#### What you have to do
Write only the number of lines in the records beneath that hold "localhost".

#### Material to process
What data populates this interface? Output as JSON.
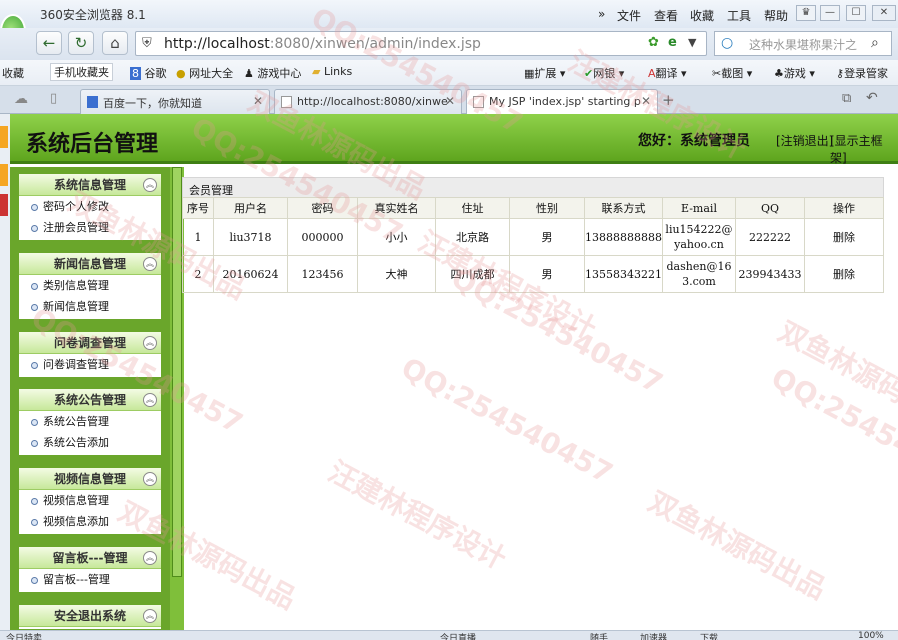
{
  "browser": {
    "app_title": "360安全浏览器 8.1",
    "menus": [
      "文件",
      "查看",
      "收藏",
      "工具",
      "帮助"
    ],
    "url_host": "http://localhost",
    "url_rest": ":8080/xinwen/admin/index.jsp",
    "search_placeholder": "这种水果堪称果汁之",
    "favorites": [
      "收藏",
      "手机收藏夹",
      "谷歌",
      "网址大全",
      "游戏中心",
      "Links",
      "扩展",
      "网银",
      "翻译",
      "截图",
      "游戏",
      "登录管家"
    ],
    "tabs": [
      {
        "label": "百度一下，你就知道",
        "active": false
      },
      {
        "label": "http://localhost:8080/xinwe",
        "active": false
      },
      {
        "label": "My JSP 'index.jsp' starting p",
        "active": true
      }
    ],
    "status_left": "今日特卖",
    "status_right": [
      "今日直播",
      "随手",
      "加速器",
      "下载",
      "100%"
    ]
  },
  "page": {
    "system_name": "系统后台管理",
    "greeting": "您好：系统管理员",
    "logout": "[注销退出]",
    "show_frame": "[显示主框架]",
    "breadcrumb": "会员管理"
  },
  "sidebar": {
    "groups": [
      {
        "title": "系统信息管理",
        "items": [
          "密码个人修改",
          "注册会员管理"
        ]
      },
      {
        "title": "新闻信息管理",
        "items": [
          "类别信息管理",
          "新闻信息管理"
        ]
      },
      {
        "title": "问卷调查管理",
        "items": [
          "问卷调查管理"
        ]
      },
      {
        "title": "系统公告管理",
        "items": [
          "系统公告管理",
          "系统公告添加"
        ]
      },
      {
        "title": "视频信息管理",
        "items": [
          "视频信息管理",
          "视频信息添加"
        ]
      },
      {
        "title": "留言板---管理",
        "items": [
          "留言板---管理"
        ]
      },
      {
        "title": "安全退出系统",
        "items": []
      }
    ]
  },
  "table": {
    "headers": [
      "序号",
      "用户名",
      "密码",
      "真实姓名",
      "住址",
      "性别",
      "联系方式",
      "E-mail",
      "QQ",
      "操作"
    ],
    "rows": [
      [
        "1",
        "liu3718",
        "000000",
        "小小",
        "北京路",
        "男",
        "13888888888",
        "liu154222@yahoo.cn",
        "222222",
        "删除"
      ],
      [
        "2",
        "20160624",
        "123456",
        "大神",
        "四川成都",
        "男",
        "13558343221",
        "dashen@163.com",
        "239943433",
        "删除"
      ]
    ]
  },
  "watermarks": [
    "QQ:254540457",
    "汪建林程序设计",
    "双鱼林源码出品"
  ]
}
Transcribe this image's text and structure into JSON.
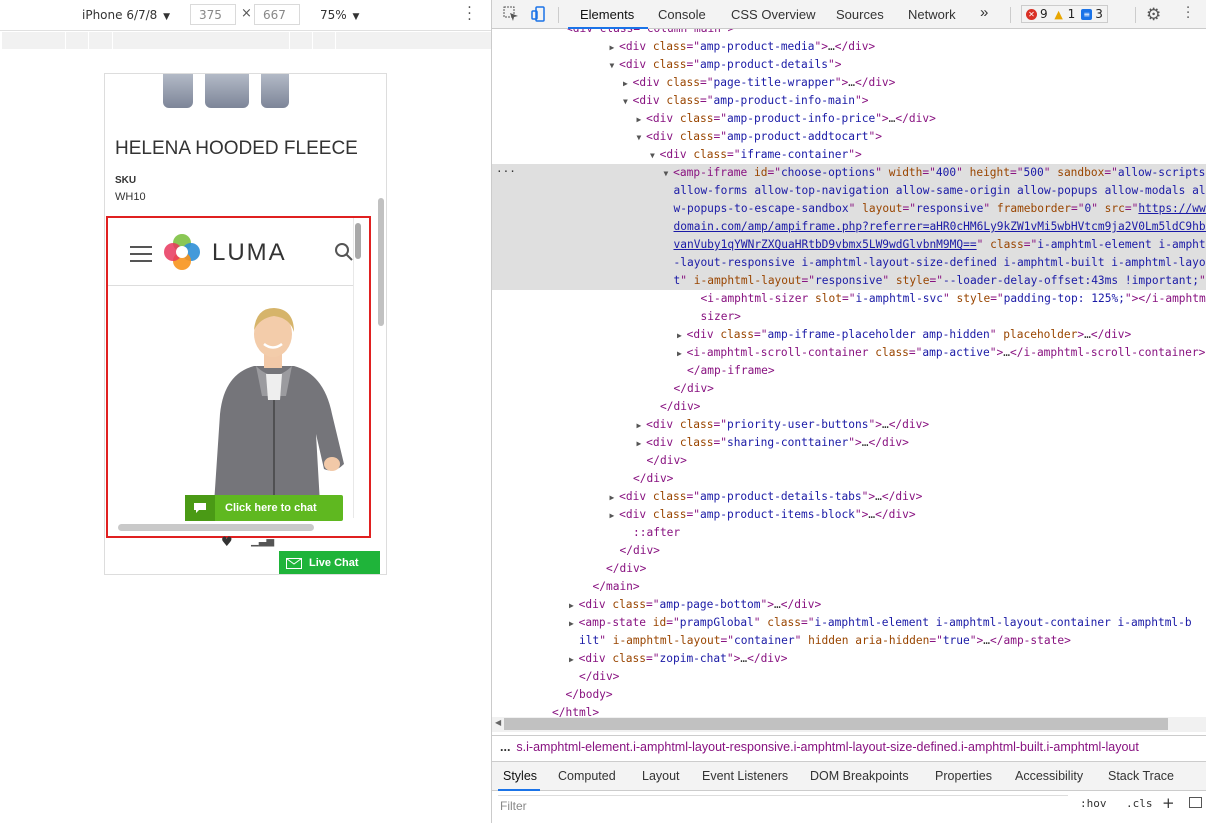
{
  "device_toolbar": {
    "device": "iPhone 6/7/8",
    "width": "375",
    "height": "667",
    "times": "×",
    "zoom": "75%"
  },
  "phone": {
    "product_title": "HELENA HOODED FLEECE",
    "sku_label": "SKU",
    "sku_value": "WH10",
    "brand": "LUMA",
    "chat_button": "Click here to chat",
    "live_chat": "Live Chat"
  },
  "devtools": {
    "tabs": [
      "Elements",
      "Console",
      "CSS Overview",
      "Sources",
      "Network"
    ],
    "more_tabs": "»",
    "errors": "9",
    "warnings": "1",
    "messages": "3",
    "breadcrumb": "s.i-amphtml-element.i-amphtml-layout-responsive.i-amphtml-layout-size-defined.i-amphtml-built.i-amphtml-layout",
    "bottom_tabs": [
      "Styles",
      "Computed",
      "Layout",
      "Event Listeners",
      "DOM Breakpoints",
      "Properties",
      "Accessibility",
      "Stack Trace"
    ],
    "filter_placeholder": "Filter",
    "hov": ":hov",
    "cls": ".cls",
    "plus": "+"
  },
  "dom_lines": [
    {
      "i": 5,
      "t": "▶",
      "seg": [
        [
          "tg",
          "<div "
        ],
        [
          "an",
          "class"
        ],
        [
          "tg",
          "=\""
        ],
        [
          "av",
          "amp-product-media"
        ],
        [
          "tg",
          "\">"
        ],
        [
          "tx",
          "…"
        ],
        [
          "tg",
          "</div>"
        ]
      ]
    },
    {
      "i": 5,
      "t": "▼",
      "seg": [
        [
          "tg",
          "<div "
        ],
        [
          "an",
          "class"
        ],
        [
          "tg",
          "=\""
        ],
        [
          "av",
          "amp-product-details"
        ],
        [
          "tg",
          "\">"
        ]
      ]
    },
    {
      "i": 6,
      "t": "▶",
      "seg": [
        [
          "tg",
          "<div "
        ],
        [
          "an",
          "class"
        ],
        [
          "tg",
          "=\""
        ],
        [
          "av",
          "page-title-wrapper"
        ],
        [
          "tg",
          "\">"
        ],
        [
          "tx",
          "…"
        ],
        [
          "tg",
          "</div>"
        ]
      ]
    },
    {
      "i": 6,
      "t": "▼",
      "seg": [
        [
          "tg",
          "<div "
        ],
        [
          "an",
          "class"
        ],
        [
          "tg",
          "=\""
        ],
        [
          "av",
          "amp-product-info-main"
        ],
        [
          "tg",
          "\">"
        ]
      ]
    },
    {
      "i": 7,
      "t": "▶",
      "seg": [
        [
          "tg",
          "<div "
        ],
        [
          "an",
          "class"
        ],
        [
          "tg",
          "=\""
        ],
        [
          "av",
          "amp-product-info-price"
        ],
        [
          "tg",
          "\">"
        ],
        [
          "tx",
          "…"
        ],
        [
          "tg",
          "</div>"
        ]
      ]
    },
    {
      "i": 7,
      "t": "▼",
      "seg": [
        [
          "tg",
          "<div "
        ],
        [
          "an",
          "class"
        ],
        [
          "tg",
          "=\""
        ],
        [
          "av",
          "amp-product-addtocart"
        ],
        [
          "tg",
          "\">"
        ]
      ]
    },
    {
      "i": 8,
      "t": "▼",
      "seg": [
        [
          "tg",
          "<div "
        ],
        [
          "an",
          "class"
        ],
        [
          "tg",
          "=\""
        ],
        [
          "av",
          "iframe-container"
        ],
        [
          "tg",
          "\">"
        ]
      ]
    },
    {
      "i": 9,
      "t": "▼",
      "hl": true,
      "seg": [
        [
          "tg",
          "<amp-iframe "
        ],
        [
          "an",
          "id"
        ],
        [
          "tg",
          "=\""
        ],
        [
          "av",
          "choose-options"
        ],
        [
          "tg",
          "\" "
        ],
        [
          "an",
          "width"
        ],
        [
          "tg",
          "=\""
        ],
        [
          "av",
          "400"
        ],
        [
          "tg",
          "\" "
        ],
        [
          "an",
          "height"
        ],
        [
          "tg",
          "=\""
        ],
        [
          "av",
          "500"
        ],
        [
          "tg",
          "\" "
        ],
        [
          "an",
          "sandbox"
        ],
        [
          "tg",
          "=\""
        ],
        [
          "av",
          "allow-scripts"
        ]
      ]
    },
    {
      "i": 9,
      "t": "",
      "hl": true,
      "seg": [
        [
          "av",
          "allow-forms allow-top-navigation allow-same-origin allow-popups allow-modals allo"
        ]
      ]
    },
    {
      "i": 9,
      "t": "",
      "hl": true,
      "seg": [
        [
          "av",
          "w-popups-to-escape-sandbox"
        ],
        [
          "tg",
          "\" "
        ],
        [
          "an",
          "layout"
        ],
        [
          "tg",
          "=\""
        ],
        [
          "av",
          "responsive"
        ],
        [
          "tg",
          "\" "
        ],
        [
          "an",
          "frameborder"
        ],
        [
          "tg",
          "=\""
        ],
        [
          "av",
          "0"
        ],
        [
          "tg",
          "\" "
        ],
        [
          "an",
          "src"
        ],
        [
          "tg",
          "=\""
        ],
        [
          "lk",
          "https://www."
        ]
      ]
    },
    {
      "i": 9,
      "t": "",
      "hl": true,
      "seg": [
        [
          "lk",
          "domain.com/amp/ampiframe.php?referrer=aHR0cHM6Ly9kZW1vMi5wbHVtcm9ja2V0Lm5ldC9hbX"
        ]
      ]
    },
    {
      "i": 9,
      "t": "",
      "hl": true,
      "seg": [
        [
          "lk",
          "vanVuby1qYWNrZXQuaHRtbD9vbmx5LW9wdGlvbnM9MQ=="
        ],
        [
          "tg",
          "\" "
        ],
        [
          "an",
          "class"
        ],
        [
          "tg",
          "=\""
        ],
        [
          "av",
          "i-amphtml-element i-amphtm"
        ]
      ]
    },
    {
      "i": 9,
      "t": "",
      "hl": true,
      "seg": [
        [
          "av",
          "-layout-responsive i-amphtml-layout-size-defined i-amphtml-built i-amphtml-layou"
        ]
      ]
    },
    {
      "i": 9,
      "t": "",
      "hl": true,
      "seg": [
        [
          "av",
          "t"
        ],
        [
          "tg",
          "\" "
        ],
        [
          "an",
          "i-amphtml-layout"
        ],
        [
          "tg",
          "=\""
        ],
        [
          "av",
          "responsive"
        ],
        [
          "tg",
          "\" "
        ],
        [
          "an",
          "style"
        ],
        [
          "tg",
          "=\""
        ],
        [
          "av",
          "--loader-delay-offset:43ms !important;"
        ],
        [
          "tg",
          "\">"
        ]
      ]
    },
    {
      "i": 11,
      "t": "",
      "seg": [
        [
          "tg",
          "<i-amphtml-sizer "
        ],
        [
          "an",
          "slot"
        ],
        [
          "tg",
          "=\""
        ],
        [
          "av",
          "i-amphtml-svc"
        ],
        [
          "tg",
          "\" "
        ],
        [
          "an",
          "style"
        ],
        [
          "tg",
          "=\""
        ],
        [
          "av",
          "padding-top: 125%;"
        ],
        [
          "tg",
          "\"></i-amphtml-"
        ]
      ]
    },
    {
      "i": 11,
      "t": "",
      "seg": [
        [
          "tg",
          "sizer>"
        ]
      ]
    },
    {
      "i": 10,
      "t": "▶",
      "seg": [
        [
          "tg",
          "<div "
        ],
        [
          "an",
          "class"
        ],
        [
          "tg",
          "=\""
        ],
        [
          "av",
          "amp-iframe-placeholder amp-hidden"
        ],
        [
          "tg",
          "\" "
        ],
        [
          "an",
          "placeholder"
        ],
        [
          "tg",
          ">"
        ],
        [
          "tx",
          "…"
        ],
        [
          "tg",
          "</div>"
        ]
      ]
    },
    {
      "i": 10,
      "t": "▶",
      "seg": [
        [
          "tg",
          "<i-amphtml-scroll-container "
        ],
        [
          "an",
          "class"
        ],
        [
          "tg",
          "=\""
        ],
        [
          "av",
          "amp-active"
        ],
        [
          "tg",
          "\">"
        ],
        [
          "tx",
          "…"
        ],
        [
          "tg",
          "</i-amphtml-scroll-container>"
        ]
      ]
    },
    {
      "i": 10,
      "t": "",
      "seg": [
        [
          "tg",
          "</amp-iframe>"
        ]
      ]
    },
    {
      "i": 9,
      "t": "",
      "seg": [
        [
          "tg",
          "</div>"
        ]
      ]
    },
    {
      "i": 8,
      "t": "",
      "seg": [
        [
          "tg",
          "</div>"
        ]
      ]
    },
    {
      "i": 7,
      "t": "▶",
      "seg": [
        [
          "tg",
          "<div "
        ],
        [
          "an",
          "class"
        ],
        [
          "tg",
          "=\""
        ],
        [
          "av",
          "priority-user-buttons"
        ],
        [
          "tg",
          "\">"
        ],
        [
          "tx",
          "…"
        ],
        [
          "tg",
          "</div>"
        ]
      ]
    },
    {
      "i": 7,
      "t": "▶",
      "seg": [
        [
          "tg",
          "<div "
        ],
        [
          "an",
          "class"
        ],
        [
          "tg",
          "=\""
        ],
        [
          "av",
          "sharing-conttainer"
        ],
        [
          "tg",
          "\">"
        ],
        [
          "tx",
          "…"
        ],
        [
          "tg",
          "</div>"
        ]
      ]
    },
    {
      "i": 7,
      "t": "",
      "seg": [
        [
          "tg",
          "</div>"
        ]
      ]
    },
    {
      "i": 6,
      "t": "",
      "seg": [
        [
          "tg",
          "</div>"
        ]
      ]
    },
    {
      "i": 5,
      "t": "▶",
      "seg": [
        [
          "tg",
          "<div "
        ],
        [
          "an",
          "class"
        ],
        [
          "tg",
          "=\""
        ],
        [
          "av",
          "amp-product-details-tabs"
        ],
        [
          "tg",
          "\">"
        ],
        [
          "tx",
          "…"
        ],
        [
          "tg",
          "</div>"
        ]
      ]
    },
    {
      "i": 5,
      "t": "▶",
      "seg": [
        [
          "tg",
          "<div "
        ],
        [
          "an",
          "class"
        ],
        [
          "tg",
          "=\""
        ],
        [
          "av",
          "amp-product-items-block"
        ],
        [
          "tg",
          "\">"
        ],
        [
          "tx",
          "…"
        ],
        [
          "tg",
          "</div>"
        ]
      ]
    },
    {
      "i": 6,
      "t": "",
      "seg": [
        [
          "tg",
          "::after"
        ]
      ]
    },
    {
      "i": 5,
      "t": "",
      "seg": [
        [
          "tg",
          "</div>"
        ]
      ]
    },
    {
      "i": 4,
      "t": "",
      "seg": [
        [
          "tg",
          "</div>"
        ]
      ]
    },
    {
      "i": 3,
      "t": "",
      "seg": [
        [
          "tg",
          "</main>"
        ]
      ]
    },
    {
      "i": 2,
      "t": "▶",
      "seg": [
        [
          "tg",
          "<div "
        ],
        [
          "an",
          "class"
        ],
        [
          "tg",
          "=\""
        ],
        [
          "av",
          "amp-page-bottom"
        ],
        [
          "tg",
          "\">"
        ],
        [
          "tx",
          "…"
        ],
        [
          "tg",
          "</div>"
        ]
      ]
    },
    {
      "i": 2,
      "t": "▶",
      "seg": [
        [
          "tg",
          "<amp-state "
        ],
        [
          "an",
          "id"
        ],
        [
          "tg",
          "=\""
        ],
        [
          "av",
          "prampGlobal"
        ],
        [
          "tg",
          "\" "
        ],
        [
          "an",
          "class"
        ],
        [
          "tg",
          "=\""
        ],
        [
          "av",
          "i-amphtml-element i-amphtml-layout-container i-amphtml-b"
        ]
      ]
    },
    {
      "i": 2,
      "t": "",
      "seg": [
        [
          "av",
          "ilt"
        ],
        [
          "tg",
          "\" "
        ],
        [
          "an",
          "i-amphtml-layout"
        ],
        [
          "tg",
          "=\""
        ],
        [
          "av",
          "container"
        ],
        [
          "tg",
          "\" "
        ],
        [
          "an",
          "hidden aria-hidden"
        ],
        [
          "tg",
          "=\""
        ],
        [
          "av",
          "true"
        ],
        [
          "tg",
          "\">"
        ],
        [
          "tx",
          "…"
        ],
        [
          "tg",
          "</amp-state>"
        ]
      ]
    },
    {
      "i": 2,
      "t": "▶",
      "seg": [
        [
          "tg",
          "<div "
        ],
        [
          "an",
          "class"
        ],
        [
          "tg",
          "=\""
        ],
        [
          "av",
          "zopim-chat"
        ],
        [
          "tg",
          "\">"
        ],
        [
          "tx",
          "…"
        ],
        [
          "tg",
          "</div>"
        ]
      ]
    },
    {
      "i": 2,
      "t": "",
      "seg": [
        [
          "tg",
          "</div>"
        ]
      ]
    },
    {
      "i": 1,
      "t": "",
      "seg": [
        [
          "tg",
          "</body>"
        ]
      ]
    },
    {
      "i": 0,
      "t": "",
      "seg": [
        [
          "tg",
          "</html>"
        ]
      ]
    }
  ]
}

#### Task answer
2